Records about charts and figures:

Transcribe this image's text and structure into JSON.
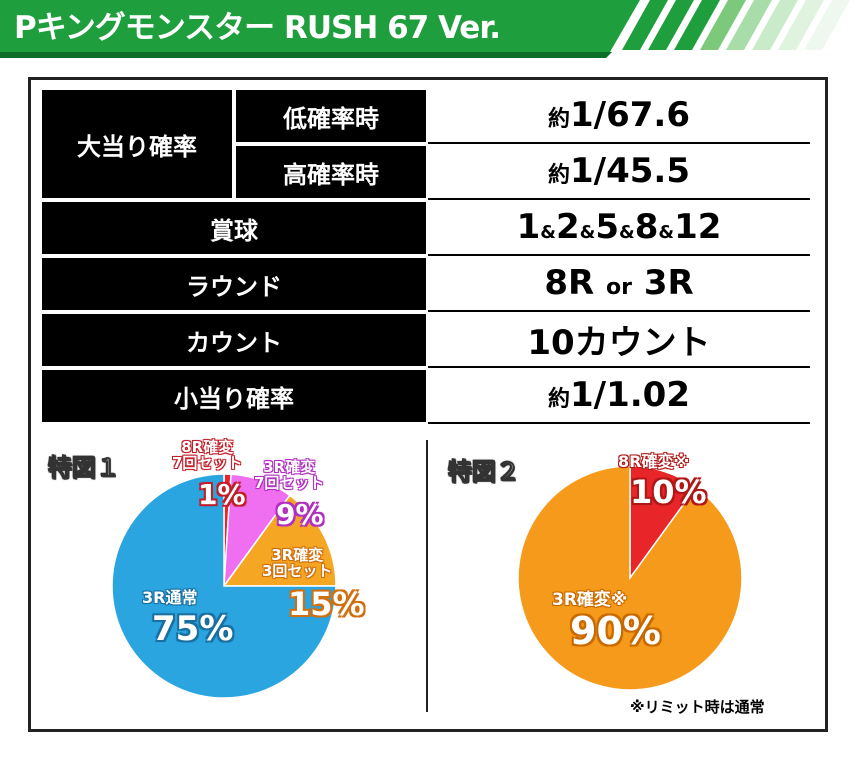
{
  "header": {
    "title": "Pキングモンスター RUSH 67 Ver."
  },
  "spec": {
    "jackpot_label": "大当り確率",
    "low_label": "低確率時",
    "low_value_prefix": "約",
    "low_value": "1/67.6",
    "high_label": "高確率時",
    "high_value_prefix": "約",
    "high_value": "1/45.5",
    "prize_label": "賞球",
    "prize_values": [
      "1",
      "2",
      "5",
      "8",
      "12"
    ],
    "prize_separator": "&",
    "round_label": "ラウンド",
    "round_a": "8R",
    "round_or": "or",
    "round_b": "3R",
    "count_label": "カウント",
    "count_value": "10カウント",
    "small_label": "小当り確率",
    "small_value_prefix": "約",
    "small_value": "1/1.02"
  },
  "chart_data": [
    {
      "type": "pie",
      "title": "特図１",
      "slices": [
        {
          "label": "8R確変\n7回セット",
          "value": 1,
          "pct": "1%",
          "color": "#e8262a"
        },
        {
          "label": "3R確変\n7回セット",
          "value": 9,
          "pct": "9%",
          "color": "#f06ef0"
        },
        {
          "label": "3R確変\n3回セット",
          "value": 15,
          "pct": "15%",
          "color": "#f5a623"
        },
        {
          "label": "3R通常",
          "value": 75,
          "pct": "75%",
          "color": "#2aa5e0"
        }
      ]
    },
    {
      "type": "pie",
      "title": "特図２",
      "slices": [
        {
          "label": "8R確変※",
          "value": 10,
          "pct": "10%",
          "color": "#e8262a"
        },
        {
          "label": "3R確変※",
          "value": 90,
          "pct": "90%",
          "color": "#f59a1a"
        }
      ],
      "note": "※リミット時は通常"
    }
  ],
  "colors": {
    "banner_green": "#1a9c3a",
    "banner_dark": "#0f7a2b"
  }
}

Set problem:
Exactly as written, return every line of the listing, but not the pictures.

Written answer:
Transcribe this image's text and structure into JSON.
{
  "header": {
    "title": "Pキングモンスター RUSH 67 Ver."
  },
  "spec": {
    "jackpot_label": "大当り確率",
    "low_label": "低確率時",
    "low_value_prefix": "約",
    "low_value": "1/67.6",
    "high_label": "高確率時",
    "high_value_prefix": "約",
    "high_value": "1/45.5",
    "prize_label": "賞球",
    "prize_values": [
      "1",
      "2",
      "5",
      "8",
      "12"
    ],
    "prize_separator": "&",
    "round_label": "ラウンド",
    "round_a": "8R",
    "round_or": "or",
    "round_b": "3R",
    "count_label": "カウント",
    "count_value": "10カウント",
    "small_label": "小当り確率",
    "small_value_prefix": "約",
    "small_value": "1/1.02"
  },
  "chart_data": [
    {
      "type": "pie",
      "title": "特図１",
      "slices": [
        {
          "label": "8R確変\n7回セット",
          "value": 1,
          "pct": "1%",
          "color": "#e8262a"
        },
        {
          "label": "3R確変\n7回セット",
          "value": 9,
          "pct": "9%",
          "color": "#f06ef0"
        },
        {
          "label": "3R確変\n3回セット",
          "value": 15,
          "pct": "15%",
          "color": "#f5a623"
        },
        {
          "label": "3R通常",
          "value": 75,
          "pct": "75%",
          "color": "#2aa5e0"
        }
      ]
    },
    {
      "type": "pie",
      "title": "特図２",
      "slices": [
        {
          "label": "8R確変※",
          "value": 10,
          "pct": "10%",
          "color": "#e8262a"
        },
        {
          "label": "3R確変※",
          "value": 90,
          "pct": "90%",
          "color": "#f59a1a"
        }
      ],
      "note": "※リミット時は通常"
    }
  ],
  "colors": {
    "banner_green": "#1a9c3a",
    "banner_dark": "#0f7a2b"
  }
}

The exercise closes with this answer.